Fresh budget funding keeps Arden Secondary School moving, but questions remain
The long-awaited Arden Secondary School has received a further funding boost in the Victorian Budget, offering another positive sign that planning for the new inner-city high school is continuing, even if key details remain frustratingly unclear.
The latest budget includes new funding for the project as part of a broader $419.6 million package for new schools across Victoria. While the government has not disclosed the exact amount allocated specifically to Arden Secondary School, it has confirmed the money is intended to support planning, design and early works.
For families in North and West Melbourne, Docklands and the wider CBD, that is welcome news. But with pressure on inner-city secondary schools continuing to intensify, many in the community are still looking for greater transparency and a clearer timeline for delivery.
When pressed by North West City News for more detail, Northern Metropolitan MP Sheena Watt said the project was continuing to progress as part of the government’s broader planning for growth.

RAW RECORDS >>
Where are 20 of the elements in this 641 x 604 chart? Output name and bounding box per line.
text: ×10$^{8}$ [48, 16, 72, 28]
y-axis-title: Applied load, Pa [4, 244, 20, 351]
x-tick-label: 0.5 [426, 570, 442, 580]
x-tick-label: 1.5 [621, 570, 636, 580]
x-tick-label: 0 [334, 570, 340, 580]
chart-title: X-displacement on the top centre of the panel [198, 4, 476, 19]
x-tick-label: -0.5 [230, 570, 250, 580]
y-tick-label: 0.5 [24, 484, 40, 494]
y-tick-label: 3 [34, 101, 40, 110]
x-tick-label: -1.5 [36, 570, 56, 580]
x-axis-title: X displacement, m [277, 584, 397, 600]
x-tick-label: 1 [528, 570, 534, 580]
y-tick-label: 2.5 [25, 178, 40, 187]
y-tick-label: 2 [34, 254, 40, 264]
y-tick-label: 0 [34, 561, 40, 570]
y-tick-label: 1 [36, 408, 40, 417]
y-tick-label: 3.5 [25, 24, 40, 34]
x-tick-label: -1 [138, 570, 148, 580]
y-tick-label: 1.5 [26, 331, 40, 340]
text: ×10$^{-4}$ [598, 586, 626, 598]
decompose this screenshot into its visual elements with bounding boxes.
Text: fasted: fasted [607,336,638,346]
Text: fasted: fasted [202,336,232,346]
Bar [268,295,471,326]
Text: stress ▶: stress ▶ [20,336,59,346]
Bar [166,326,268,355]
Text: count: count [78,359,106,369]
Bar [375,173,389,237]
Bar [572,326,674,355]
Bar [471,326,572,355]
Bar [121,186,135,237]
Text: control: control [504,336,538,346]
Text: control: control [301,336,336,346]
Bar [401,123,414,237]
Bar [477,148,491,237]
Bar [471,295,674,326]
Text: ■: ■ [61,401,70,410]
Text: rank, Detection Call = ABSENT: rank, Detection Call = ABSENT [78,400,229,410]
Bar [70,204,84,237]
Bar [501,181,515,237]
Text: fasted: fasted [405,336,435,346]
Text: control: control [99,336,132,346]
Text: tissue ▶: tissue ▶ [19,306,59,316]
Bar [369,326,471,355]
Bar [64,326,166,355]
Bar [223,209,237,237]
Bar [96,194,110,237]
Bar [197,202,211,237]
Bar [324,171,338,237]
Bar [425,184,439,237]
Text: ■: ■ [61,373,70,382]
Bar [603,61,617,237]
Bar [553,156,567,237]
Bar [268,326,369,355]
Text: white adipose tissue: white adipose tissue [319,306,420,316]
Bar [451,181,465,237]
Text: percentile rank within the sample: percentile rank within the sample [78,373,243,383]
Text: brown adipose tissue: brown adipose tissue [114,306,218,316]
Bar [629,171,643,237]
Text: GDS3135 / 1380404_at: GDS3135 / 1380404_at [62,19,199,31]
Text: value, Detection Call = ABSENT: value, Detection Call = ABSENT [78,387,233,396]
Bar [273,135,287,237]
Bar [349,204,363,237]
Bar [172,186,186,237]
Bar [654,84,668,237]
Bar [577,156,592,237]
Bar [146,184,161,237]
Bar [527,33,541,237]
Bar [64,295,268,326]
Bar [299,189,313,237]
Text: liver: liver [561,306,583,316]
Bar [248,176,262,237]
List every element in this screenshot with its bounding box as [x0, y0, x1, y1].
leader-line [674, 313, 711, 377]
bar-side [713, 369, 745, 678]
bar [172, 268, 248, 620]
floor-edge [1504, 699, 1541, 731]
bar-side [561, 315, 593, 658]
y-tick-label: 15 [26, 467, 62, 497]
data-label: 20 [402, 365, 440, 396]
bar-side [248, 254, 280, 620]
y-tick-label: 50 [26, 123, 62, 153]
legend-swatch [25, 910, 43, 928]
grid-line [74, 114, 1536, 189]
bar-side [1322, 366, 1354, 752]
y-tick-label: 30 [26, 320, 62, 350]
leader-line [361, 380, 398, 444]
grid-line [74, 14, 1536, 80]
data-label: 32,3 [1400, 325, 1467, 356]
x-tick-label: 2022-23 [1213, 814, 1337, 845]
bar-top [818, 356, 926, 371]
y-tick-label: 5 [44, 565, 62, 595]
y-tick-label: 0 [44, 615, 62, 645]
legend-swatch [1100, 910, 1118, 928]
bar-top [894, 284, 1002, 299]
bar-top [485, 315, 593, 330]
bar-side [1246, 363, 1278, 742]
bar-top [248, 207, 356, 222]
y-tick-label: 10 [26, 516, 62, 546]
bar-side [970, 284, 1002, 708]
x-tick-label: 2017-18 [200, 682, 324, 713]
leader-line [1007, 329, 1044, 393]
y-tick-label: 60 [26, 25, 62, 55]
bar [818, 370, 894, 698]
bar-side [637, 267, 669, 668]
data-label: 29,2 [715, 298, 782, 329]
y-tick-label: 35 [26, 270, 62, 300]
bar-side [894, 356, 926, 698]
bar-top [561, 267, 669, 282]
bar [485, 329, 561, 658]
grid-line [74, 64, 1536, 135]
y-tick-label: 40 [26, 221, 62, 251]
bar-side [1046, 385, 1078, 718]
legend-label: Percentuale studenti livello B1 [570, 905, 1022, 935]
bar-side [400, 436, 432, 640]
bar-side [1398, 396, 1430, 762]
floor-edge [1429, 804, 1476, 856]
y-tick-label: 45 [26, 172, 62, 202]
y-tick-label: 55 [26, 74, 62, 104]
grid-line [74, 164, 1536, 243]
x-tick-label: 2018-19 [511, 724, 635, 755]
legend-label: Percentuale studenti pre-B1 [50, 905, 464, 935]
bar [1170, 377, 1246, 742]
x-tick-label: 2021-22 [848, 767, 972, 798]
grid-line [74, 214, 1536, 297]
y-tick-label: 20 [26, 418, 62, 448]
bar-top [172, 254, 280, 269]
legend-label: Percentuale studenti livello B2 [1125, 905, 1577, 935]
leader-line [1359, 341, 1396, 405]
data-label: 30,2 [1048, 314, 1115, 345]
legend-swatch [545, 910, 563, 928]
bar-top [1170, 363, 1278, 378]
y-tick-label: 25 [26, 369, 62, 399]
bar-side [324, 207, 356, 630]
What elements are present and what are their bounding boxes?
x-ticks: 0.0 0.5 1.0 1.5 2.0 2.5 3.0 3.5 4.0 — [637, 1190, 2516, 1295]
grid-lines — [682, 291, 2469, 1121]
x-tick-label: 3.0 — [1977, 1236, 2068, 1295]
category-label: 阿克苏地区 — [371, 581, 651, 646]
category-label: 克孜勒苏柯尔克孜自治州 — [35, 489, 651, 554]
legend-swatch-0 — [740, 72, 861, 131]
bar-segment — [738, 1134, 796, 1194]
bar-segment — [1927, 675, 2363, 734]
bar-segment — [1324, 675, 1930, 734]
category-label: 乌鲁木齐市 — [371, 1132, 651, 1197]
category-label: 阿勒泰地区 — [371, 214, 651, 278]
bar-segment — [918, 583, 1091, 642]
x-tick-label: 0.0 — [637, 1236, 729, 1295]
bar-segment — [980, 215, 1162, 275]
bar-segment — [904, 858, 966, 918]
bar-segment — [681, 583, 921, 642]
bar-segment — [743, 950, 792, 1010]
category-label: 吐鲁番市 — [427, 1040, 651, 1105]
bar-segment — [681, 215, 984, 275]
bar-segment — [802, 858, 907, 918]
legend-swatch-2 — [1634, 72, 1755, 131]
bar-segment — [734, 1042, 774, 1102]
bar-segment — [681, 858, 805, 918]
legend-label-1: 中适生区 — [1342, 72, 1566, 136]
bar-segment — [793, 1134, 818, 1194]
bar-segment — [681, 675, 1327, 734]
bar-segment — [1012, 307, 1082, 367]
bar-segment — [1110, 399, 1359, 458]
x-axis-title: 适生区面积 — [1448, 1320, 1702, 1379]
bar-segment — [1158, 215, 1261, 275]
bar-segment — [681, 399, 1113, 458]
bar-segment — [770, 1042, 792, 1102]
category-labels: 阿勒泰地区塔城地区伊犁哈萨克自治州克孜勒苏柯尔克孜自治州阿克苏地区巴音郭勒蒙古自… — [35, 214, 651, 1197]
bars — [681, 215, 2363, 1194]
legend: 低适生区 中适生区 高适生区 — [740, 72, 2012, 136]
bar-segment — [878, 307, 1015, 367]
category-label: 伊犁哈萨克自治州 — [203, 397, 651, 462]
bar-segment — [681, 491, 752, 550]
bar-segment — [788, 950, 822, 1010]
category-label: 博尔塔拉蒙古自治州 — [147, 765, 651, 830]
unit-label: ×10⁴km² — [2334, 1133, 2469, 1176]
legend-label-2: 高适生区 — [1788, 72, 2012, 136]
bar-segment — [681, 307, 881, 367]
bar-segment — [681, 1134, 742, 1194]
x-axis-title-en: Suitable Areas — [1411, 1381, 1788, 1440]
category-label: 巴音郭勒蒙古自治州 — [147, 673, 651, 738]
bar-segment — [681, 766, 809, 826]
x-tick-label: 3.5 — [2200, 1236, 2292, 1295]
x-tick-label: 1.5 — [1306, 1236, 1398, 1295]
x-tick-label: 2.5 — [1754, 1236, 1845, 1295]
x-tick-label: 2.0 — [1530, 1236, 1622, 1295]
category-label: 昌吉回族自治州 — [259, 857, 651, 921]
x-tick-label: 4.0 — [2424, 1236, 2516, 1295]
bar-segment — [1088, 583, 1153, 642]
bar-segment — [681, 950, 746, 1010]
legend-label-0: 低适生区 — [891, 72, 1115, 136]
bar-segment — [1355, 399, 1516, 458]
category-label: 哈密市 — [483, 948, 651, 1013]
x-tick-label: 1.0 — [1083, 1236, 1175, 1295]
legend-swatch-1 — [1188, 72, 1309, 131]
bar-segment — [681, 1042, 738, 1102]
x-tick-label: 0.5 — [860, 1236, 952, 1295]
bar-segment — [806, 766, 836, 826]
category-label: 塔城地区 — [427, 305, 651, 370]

PARTS OF THE EXERCISE >>
1. How would you render this sentence from the school funding article in Spanish: "The latest budget includes new funding for the project as part of a broader $419.6 million package for new schools across Victoria."
2. Can you echo the part of the records that opens with their first line and closes with the line containing "Text: white adipose", both lines included?
The school funding article and the records have nothing to do with each other.

SOLUTIONS TO THE EXERCISE >>
1. El último presupuesto incluye nueva financiación para el proyecto como parte de un paquete más amplio de 419,6 millones de dólares para nuevas escuelas en todo Victoria.

2.
Where are 20 of the elements in this 641 x 604 chart? Output name and bounding box per line.
text: ×10$^{8}$ [48, 16, 72, 28]
y-axis-title: Applied load, Pa [4, 244, 20, 351]
x-tick-label: 0.5 [426, 570, 442, 580]
x-tick-label: 1.5 [621, 570, 636, 580]
x-tick-label: 0 [334, 570, 340, 580]
chart-title: X-displacement on the top centre of the panel [198, 4, 476, 19]
x-tick-label: -0.5 [230, 570, 250, 580]
y-tick-label: 0.5 [24, 484, 40, 494]
y-tick-label: 3 [34, 101, 40, 110]
x-tick-label: -1.5 [36, 570, 56, 580]
x-axis-title: X displacement, m [277, 584, 397, 600]
x-tick-label: 1 [528, 570, 534, 580]
y-tick-label: 2.5 [25, 178, 40, 187]
y-tick-label: 2 [34, 254, 40, 264]
y-tick-label: 0 [34, 561, 40, 570]
y-tick-label: 1 [36, 408, 40, 417]
y-tick-label: 3.5 [25, 24, 40, 34]
x-tick-label: -1 [138, 570, 148, 580]
y-tick-label: 1.5 [26, 331, 40, 340]
text: ×10$^{-4}$ [598, 586, 626, 598]
decompose this screenshot into its visual elements with bounding boxes.
Text: fasted: fasted [607,336,638,346]
Text: fasted: fasted [202,336,232,346]
Bar [268,295,471,326]
Text: stress ▶: stress ▶ [20,336,59,346]
Bar [166,326,268,355]
Text: count: count [78,359,106,369]
Bar [375,173,389,237]
Bar [572,326,674,355]
Bar [471,326,572,355]
Bar [121,186,135,237]
Text: control: control [504,336,538,346]
Text: control: control [301,336,336,346]
Bar [401,123,414,237]
Bar [477,148,491,237]
Bar [471,295,674,326]
Text: ■: ■ [61,401,70,410]
Text: rank, Detection Call = ABSENT: rank, Detection Call = ABSENT [78,400,229,410]
Bar [70,204,84,237]
Bar [501,181,515,237]
Text: fasted: fasted [405,336,435,346]
Text: control: control [99,336,132,346]
Text: tissue ▶: tissue ▶ [19,306,59,316]
Bar [369,326,471,355]
Bar [64,326,166,355]
Bar [223,209,237,237]
Bar [96,194,110,237]
Bar [197,202,211,237]
Bar [324,171,338,237]
Bar [425,184,439,237]
Text: ■: ■ [61,373,70,382]
Bar [603,61,617,237]
Bar [553,156,567,237]
Bar [268,326,369,355]
Text: white adipose tissue: white adipose tissue [319,306,420,316]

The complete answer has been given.